▸ **What to produce**
Return the whole listing, line for line, without the pictures in it.

(Stored data entries)
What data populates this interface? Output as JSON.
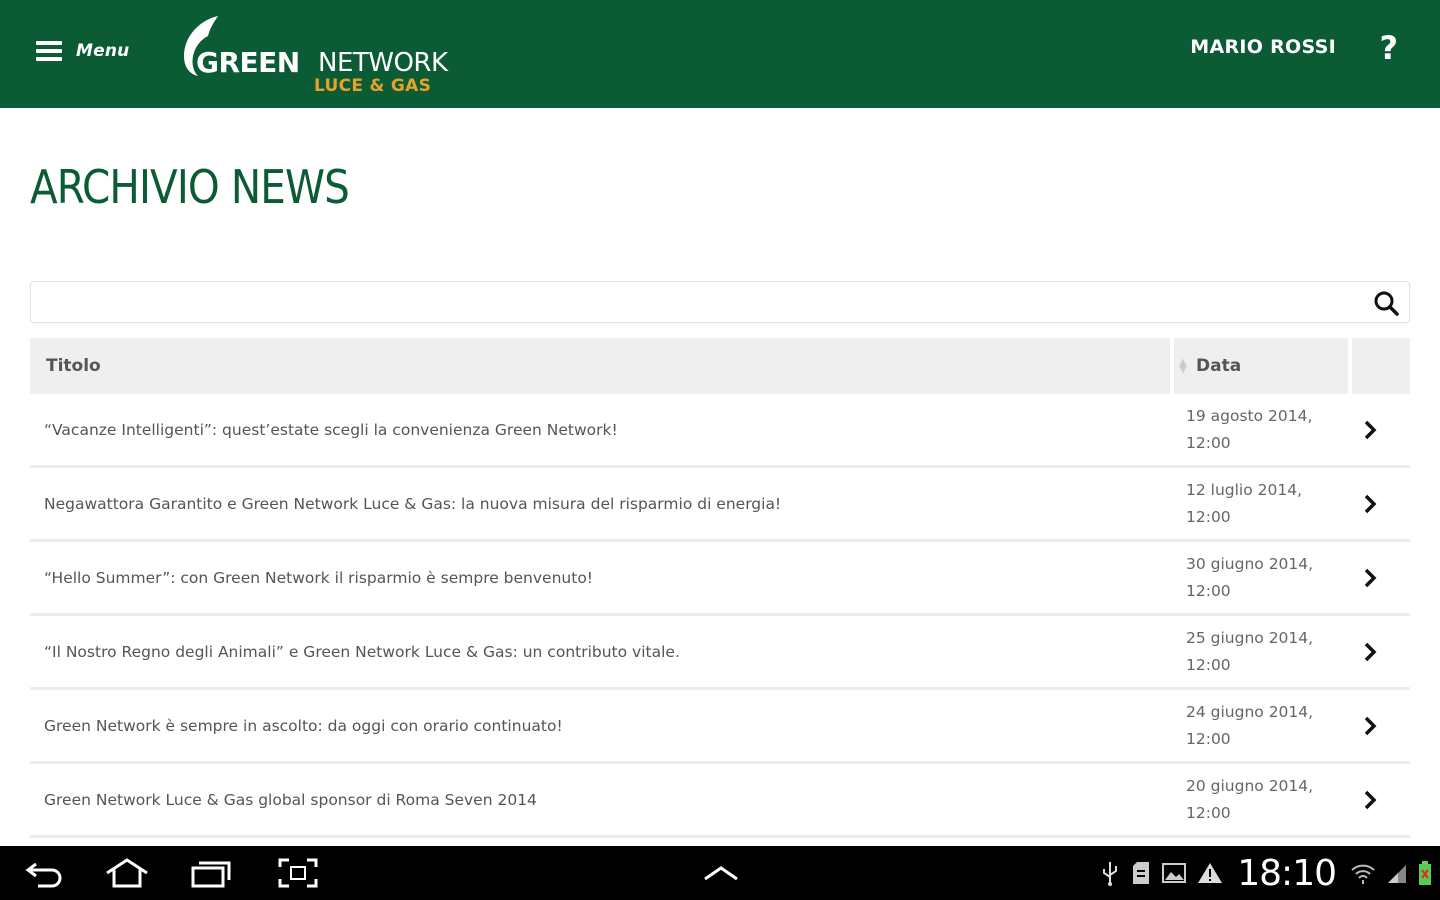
{
  "header": {
    "menu_label": "Menu",
    "brand": {
      "green": "GREEN",
      "network": "NETWORK",
      "tagline": "LUCE & GAS"
    },
    "user_name": "MARIO ROSSI",
    "help_label": "?"
  },
  "page": {
    "title": "ARCHIVIO NEWS"
  },
  "search": {
    "value": "",
    "placeholder": ""
  },
  "table": {
    "columns": {
      "title": "Titolo",
      "date": "Data"
    },
    "rows": [
      {
        "title": "“Vacanze Intelligenti”: quest’estate scegli la convenienza Green Network!",
        "date_day": "19 agosto 2014,",
        "date_time": "12:00"
      },
      {
        "title": "Negawattora Garantito e Green Network Luce & Gas: la nuova misura del risparmio di energia!",
        "date_day": "12 luglio 2014,",
        "date_time": "12:00"
      },
      {
        "title": "“Hello Summer”: con Green Network il risparmio è sempre benvenuto!",
        "date_day": "30 giugno 2014,",
        "date_time": "12:00"
      },
      {
        "title": "“Il Nostro Regno degli Animali” e Green Network Luce & Gas: un contributo vitale.",
        "date_day": "25 giugno 2014,",
        "date_time": "12:00"
      },
      {
        "title": "Green Network è sempre in ascolto: da oggi con orario continuato!",
        "date_day": "24 giugno 2014,",
        "date_time": "12:00"
      },
      {
        "title": "Green Network Luce & Gas global sponsor di Roma Seven 2014",
        "date_day": "20 giugno 2014,",
        "date_time": "12:00"
      }
    ]
  },
  "system_bar": {
    "clock": "18:10",
    "nav_icons": [
      "back-icon",
      "home-icon",
      "recent-apps-icon",
      "screenshot-icon",
      "up-chevron-icon"
    ],
    "status_icons": [
      "usb-icon",
      "sd-card-icon",
      "gallery-icon",
      "warning-icon",
      "wifi-icon",
      "signal-icon",
      "battery-icon"
    ]
  },
  "colors": {
    "brand_green": "#0b5b34",
    "brand_orange": "#e8a227",
    "header_bg": "#efefef"
  }
}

▸ **Result**
What data populates this interface? Output as JSON.
{
  "header": {
    "menu_label": "Menu",
    "brand": {
      "green": "GREEN",
      "network": "NETWORK",
      "tagline": "LUCE & GAS"
    },
    "user_name": "MARIO ROSSI",
    "help_label": "?"
  },
  "page": {
    "title": "ARCHIVIO NEWS"
  },
  "search": {
    "value": "",
    "placeholder": ""
  },
  "table": {
    "columns": {
      "title": "Titolo",
      "date": "Data"
    },
    "rows": [
      {
        "title": "“Vacanze Intelligenti”: quest’estate scegli la convenienza Green Network!",
        "date_day": "19 agosto 2014,",
        "date_time": "12:00"
      },
      {
        "title": "Negawattora Garantito e Green Network Luce & Gas: la nuova misura del risparmio di energia!",
        "date_day": "12 luglio 2014,",
        "date_time": "12:00"
      },
      {
        "title": "“Hello Summer”: con Green Network il risparmio è sempre benvenuto!",
        "date_day": "30 giugno 2014,",
        "date_time": "12:00"
      },
      {
        "title": "“Il Nostro Regno degli Animali” e Green Network Luce & Gas: un contributo vitale.",
        "date_day": "25 giugno 2014,",
        "date_time": "12:00"
      },
      {
        "title": "Green Network è sempre in ascolto: da oggi con orario continuato!",
        "date_day": "24 giugno 2014,",
        "date_time": "12:00"
      },
      {
        "title": "Green Network Luce & Gas global sponsor di Roma Seven 2014",
        "date_day": "20 giugno 2014,",
        "date_time": "12:00"
      }
    ]
  },
  "system_bar": {
    "clock": "18:10",
    "nav_icons": [
      "back-icon",
      "home-icon",
      "recent-apps-icon",
      "screenshot-icon",
      "up-chevron-icon"
    ],
    "status_icons": [
      "usb-icon",
      "sd-card-icon",
      "gallery-icon",
      "warning-icon",
      "wifi-icon",
      "signal-icon",
      "battery-icon"
    ]
  },
  "colors": {
    "brand_green": "#0b5b34",
    "brand_orange": "#e8a227",
    "header_bg": "#efefef"
  }
}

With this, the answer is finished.